» **EXERCISE INSTRUCTIONS**
Locate each line with the string "color" in the listing below and copy it.

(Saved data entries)

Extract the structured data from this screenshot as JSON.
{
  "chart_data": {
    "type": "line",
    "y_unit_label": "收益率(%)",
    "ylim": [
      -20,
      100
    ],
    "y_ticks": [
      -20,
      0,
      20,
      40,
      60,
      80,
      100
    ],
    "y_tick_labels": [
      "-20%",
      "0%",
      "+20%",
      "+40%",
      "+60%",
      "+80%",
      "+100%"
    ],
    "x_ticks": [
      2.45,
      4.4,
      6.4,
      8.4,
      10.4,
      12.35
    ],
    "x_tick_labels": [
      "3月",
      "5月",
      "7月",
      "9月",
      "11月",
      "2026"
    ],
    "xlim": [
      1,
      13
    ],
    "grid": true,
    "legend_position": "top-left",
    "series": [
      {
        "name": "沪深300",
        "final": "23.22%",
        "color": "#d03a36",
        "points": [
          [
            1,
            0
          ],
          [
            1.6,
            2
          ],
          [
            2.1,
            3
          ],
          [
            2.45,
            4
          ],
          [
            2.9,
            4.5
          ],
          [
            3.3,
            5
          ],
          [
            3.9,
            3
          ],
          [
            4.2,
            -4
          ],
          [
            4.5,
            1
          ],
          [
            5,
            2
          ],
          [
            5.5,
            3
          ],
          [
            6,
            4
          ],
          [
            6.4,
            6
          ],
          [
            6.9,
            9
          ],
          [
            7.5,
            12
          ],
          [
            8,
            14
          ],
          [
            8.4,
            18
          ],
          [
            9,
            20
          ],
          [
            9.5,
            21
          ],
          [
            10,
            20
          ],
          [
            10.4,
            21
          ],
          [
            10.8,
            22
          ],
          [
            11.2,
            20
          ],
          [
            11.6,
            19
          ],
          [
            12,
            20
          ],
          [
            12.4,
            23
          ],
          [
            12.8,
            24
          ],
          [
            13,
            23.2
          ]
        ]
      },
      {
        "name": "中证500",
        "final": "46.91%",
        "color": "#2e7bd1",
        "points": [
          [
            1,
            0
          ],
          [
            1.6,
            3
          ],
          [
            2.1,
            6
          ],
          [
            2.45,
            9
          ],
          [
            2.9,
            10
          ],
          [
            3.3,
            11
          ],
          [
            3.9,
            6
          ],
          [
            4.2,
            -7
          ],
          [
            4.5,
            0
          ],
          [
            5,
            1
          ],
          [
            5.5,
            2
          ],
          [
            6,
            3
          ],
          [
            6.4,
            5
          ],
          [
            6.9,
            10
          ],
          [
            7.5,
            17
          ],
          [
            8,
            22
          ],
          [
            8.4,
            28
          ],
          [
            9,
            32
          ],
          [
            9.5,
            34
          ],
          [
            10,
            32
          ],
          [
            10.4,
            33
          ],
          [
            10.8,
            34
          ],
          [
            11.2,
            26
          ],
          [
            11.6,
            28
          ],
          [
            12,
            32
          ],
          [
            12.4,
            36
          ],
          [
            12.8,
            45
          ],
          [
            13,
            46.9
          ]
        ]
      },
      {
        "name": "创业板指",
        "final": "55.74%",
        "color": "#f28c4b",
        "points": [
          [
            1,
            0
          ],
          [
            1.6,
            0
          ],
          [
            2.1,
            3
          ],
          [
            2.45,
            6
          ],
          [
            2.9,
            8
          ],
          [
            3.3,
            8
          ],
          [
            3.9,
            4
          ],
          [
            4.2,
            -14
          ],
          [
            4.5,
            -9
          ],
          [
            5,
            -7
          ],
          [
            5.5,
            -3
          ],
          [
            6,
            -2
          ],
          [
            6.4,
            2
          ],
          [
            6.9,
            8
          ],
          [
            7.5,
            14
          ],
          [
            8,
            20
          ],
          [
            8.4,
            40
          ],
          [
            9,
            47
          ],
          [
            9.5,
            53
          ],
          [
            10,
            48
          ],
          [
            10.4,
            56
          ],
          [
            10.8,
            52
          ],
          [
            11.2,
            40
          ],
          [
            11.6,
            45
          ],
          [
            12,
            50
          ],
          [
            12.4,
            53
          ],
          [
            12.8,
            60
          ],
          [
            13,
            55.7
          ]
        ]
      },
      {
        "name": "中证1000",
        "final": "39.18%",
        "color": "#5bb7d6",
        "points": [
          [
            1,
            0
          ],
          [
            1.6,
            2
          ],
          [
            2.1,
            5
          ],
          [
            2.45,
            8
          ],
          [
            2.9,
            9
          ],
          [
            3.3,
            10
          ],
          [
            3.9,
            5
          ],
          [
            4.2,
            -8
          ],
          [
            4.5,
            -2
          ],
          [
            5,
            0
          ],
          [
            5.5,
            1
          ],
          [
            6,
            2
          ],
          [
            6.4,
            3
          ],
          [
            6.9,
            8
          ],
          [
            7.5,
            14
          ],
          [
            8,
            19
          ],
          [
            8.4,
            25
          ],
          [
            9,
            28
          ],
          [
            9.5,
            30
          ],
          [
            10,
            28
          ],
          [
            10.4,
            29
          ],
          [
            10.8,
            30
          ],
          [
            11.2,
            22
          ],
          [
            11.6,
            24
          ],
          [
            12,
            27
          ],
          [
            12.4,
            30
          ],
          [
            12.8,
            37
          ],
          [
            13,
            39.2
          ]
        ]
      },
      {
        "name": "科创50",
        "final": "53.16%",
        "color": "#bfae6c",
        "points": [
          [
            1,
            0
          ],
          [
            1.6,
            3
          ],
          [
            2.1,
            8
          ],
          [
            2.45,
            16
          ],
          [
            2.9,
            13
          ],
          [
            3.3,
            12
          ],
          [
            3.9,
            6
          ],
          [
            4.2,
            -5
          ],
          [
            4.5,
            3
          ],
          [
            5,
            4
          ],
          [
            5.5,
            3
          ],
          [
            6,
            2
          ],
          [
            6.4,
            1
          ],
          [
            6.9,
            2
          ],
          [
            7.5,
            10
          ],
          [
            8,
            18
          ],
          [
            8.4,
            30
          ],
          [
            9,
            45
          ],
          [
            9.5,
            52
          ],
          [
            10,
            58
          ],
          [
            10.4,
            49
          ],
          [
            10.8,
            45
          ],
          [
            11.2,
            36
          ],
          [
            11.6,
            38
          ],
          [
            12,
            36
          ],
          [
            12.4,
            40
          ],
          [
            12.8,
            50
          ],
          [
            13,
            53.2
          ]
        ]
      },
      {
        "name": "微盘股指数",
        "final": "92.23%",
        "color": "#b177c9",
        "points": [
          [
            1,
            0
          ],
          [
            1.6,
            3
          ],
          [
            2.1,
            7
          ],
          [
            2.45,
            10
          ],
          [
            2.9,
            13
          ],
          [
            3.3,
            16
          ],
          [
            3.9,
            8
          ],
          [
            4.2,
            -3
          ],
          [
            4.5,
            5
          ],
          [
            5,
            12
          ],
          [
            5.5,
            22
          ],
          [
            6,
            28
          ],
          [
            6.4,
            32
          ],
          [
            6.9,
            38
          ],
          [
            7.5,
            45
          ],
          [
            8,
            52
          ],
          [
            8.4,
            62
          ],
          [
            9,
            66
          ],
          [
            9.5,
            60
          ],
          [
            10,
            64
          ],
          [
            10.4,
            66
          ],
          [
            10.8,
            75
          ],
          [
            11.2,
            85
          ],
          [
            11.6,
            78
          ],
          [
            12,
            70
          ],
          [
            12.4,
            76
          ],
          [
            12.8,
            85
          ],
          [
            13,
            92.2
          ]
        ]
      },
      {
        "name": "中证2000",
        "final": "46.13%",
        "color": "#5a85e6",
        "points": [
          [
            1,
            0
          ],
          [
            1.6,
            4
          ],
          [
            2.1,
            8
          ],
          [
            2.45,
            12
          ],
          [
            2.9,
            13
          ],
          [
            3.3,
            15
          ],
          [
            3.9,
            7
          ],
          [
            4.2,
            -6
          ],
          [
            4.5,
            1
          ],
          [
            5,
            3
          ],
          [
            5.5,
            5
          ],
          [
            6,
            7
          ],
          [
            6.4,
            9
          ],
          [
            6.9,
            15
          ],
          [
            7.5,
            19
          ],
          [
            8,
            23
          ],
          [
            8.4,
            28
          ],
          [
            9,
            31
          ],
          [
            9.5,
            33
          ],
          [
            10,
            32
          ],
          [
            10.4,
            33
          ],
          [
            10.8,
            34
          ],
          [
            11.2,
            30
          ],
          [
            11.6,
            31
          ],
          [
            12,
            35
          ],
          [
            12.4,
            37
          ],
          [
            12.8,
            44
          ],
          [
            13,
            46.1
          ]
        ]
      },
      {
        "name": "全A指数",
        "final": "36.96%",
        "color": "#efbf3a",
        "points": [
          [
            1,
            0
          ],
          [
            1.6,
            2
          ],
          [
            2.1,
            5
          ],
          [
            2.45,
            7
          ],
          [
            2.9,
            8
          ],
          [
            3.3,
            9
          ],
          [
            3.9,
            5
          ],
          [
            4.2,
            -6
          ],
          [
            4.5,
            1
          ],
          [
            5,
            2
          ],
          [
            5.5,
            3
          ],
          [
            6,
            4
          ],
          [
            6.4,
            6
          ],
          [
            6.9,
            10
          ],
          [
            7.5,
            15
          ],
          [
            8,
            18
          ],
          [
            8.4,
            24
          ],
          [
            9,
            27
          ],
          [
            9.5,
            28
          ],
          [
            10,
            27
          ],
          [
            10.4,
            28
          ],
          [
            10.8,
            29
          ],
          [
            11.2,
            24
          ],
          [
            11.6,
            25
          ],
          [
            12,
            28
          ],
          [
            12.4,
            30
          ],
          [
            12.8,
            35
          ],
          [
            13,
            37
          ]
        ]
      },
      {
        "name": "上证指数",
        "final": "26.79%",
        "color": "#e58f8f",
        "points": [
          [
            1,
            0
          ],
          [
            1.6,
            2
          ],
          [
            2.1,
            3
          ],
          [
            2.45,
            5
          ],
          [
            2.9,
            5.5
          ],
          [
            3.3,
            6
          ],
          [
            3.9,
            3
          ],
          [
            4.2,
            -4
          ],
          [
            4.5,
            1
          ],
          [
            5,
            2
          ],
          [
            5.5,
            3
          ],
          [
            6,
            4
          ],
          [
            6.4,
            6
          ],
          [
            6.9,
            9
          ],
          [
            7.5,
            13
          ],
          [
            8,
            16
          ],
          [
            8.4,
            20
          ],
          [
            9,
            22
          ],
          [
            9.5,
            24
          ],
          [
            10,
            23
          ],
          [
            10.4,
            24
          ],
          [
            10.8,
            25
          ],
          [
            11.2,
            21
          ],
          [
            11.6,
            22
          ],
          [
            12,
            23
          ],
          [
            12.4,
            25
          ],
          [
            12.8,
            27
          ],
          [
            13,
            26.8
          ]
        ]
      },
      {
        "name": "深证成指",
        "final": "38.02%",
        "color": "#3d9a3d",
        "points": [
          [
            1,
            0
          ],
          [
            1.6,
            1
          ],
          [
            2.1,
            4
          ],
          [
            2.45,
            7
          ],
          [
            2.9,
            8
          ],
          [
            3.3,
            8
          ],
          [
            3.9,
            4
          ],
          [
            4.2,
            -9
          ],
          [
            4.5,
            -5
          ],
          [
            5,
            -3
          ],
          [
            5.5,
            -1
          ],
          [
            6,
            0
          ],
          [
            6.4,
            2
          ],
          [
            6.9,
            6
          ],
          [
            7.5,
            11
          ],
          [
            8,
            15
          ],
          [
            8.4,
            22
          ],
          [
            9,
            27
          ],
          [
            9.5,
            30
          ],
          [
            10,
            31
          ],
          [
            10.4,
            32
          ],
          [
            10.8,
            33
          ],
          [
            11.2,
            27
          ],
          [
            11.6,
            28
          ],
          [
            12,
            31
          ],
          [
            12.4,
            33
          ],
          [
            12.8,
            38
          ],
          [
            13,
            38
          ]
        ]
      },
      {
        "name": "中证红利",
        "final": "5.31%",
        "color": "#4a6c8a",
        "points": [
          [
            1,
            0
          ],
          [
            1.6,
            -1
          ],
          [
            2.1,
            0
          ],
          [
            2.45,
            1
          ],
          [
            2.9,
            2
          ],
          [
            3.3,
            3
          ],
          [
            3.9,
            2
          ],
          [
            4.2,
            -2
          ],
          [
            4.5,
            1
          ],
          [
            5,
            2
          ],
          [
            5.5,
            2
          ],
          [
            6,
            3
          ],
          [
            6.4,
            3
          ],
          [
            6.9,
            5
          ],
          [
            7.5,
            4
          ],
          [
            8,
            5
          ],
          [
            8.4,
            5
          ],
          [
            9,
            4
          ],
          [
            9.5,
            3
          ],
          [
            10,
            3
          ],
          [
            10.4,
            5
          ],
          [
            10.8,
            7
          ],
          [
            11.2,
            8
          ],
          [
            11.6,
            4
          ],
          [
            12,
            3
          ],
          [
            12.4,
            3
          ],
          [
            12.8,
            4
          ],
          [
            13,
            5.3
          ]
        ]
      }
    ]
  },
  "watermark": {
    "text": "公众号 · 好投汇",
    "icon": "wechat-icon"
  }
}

» **EXPECTED ANSWER**
        "color": "#d03a36",
        "color": "#2e7bd1",
        "color": "#f28c4b",
        "color": "#5bb7d6",
        "color": "#bfae6c",
        "color": "#b177c9",
        "color": "#5a85e6",
        "color": "#efbf3a",
        "color": "#e58f8f",
        "color": "#3d9a3d",
        "color": "#4a6c8a",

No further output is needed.